Stored items
=====

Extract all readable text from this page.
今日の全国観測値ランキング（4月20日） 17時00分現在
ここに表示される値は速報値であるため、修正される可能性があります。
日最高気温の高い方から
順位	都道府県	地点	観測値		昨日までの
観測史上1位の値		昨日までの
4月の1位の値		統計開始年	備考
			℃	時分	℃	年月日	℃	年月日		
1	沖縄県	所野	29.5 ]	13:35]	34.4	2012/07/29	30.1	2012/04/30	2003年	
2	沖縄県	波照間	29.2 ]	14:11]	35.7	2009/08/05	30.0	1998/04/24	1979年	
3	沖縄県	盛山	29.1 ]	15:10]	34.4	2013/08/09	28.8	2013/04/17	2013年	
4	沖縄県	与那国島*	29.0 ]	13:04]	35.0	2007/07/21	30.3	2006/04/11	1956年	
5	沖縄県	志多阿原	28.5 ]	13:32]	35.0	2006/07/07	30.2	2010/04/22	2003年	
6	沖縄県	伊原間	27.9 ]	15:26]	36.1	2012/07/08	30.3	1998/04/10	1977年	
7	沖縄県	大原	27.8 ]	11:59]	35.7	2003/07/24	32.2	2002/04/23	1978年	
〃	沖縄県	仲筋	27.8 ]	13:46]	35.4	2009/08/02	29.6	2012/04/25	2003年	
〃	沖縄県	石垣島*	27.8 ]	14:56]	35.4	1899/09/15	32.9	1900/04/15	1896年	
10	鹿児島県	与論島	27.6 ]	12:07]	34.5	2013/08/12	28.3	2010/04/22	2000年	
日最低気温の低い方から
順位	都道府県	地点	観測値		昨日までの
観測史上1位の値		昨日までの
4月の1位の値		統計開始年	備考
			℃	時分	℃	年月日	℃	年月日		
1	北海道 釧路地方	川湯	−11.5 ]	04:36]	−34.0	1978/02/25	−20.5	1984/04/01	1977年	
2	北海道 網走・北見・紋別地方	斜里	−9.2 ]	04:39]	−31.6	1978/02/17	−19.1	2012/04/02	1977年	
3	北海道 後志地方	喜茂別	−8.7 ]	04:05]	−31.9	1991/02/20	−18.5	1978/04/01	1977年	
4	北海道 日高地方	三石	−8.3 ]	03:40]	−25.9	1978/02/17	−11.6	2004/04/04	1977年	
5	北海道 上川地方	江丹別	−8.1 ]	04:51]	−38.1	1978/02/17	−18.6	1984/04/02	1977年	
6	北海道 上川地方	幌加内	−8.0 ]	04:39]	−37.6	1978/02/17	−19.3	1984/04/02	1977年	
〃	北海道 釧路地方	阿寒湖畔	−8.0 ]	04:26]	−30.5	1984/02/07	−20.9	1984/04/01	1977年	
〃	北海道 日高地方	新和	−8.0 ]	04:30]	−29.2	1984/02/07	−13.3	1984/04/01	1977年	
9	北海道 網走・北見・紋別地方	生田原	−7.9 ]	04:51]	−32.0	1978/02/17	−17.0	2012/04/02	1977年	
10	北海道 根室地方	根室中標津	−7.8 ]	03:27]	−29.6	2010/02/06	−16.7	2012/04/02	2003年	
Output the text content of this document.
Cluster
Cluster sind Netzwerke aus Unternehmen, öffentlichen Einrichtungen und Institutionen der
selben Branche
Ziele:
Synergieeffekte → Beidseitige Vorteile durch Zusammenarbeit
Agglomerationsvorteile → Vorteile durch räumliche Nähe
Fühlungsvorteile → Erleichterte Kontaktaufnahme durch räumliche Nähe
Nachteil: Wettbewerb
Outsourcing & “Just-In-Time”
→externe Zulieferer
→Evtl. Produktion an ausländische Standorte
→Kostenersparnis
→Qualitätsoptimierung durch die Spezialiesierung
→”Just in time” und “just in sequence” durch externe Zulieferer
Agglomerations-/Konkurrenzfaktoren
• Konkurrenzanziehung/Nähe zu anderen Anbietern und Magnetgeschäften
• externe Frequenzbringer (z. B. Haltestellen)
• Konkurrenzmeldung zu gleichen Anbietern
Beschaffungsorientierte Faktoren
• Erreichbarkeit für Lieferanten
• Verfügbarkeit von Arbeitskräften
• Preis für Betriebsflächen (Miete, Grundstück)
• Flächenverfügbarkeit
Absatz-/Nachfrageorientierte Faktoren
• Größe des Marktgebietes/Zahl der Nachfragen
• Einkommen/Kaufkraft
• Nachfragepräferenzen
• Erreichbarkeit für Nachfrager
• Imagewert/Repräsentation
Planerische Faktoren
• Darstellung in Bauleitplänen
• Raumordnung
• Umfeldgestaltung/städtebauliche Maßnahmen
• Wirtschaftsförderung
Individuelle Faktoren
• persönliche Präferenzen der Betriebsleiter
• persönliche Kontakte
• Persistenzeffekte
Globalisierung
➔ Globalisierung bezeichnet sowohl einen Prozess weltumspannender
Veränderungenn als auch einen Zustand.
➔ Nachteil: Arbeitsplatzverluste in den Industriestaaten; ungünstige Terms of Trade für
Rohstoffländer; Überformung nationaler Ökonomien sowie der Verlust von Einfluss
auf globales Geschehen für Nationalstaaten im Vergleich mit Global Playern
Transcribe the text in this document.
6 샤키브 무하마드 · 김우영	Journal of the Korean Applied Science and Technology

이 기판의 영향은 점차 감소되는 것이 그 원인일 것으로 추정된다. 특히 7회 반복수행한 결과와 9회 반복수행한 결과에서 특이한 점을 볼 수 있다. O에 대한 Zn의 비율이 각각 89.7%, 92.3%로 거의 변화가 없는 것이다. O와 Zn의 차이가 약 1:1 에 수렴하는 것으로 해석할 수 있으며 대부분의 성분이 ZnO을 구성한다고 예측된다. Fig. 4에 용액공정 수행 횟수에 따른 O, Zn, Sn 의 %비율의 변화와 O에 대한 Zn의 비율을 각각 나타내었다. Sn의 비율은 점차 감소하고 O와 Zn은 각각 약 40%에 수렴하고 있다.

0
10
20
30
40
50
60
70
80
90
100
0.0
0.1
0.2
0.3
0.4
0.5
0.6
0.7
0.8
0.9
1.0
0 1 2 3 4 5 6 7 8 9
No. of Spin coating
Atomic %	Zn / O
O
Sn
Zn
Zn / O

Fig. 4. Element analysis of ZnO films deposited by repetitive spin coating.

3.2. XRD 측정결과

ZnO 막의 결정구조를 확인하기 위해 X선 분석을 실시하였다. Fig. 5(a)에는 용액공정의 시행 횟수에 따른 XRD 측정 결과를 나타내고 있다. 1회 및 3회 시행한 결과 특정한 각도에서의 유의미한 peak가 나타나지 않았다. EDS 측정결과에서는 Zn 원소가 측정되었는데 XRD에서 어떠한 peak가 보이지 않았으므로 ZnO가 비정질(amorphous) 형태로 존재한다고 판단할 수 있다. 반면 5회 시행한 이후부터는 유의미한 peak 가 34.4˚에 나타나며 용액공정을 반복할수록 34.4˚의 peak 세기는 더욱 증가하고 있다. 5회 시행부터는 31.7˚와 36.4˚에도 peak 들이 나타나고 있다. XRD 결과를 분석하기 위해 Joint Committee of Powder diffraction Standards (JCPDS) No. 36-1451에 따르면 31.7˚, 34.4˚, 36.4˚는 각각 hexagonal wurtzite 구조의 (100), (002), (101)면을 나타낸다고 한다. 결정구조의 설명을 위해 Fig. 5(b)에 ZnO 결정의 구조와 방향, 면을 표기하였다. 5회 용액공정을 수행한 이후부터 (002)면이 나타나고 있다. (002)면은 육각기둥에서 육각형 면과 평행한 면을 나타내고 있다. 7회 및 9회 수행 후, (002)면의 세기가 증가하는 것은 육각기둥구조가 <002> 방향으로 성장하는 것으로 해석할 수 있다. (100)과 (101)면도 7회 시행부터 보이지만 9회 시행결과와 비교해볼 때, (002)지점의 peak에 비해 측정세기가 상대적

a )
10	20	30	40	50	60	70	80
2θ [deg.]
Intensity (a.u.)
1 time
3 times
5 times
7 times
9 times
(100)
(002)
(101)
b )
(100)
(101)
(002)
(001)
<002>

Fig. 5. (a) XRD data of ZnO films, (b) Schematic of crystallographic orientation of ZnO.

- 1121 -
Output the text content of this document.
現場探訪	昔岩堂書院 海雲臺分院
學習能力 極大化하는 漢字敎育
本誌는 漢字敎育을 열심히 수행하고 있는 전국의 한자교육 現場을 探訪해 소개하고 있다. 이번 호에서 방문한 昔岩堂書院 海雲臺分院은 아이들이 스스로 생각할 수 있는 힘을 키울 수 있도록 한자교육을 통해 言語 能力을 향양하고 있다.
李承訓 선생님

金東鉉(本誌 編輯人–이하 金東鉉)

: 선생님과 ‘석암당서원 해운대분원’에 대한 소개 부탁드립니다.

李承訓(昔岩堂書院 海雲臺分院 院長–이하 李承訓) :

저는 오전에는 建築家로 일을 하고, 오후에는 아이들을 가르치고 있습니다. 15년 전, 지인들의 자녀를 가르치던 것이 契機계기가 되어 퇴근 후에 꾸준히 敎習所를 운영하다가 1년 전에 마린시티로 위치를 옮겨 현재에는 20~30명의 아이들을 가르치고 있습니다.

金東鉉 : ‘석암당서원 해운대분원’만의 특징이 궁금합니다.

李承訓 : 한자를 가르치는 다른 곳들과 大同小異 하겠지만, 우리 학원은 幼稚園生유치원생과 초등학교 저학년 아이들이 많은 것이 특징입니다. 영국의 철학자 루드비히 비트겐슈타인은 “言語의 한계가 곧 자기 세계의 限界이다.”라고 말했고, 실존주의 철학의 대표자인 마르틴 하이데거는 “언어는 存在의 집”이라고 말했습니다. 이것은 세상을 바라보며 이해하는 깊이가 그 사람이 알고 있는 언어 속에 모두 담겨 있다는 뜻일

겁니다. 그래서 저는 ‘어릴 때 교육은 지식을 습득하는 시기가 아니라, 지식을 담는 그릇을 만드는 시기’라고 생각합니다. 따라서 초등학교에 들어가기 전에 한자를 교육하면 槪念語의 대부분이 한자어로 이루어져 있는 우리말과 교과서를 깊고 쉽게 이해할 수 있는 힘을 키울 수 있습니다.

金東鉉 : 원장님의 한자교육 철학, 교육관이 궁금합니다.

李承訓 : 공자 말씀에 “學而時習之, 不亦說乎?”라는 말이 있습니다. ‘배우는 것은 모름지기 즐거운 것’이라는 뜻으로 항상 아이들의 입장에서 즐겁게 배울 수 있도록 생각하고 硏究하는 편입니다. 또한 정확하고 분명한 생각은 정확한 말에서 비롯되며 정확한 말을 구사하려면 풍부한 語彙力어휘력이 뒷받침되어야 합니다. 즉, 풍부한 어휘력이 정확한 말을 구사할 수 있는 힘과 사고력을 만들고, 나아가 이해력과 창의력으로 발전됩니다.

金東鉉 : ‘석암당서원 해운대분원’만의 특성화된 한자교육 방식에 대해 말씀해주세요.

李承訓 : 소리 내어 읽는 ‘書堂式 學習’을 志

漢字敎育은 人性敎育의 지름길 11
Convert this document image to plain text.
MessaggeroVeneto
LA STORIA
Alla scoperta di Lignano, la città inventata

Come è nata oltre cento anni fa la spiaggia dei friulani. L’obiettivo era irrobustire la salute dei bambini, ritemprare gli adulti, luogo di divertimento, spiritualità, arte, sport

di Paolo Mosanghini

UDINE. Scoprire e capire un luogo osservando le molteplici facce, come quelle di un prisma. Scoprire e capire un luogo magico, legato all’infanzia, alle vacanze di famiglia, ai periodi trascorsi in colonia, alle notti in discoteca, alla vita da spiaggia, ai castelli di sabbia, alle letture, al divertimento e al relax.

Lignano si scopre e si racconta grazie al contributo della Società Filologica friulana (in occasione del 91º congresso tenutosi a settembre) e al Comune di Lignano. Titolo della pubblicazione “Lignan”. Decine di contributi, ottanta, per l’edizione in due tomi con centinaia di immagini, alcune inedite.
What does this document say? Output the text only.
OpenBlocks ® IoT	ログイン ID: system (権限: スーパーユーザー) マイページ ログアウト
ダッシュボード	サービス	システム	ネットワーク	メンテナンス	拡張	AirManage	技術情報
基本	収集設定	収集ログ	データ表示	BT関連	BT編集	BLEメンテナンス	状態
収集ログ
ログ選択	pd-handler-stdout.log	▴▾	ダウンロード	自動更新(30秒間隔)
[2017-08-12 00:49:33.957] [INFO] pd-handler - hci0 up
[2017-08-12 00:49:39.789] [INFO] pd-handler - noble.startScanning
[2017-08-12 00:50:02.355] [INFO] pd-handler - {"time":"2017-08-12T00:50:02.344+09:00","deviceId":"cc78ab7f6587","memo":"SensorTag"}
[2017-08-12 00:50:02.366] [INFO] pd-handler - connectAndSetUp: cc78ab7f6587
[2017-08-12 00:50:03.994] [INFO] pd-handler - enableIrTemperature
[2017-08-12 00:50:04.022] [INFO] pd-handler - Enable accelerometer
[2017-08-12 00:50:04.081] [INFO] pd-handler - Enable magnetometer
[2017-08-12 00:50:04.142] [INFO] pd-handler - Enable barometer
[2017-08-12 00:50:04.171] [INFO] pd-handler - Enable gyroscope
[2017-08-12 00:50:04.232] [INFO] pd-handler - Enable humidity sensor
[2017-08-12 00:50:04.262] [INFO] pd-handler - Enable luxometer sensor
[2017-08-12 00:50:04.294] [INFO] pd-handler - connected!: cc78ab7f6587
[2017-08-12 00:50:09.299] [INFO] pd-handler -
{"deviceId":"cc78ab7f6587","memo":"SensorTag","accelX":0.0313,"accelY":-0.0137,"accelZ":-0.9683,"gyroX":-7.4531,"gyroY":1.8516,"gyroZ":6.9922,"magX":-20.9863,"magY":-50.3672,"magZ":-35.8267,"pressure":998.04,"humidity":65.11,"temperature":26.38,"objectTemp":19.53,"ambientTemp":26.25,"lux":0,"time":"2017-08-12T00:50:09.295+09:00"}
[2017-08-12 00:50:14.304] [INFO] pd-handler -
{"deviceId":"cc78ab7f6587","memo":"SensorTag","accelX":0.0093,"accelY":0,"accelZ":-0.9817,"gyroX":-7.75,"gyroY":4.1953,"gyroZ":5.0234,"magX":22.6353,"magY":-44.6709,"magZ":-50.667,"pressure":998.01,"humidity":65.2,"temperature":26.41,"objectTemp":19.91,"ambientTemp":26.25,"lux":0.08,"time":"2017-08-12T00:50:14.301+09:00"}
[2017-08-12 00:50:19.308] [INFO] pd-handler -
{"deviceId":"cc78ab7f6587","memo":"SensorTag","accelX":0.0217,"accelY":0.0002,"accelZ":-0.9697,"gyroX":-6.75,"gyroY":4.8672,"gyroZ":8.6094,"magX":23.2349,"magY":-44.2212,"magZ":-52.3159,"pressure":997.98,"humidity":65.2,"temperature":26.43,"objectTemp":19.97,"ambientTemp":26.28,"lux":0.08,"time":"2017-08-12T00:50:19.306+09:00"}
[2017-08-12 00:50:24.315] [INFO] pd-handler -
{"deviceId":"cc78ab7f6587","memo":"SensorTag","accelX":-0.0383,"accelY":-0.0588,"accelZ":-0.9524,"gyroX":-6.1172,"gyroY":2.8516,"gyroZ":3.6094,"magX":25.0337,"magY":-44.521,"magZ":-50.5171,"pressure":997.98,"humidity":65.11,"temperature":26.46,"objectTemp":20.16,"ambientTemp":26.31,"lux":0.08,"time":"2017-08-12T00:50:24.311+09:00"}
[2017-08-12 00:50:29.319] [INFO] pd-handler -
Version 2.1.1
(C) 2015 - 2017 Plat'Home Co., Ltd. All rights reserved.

=====

Written request — Take every line from the data that contains the word "durch".

Written response —
Synergieeffekte → Beidseitige Vorteile durch Zusammenarbeit
Agglomerationsvorteile → Vorteile durch räumliche Nähe
Fühlungsvorteile → Erleichterte Kontaktaufnahme durch räumliche Nähe
→Qualitätsoptimierung durch die Spezialiesierung
→”Just in time” und “just in sequence” durch externe Zulieferer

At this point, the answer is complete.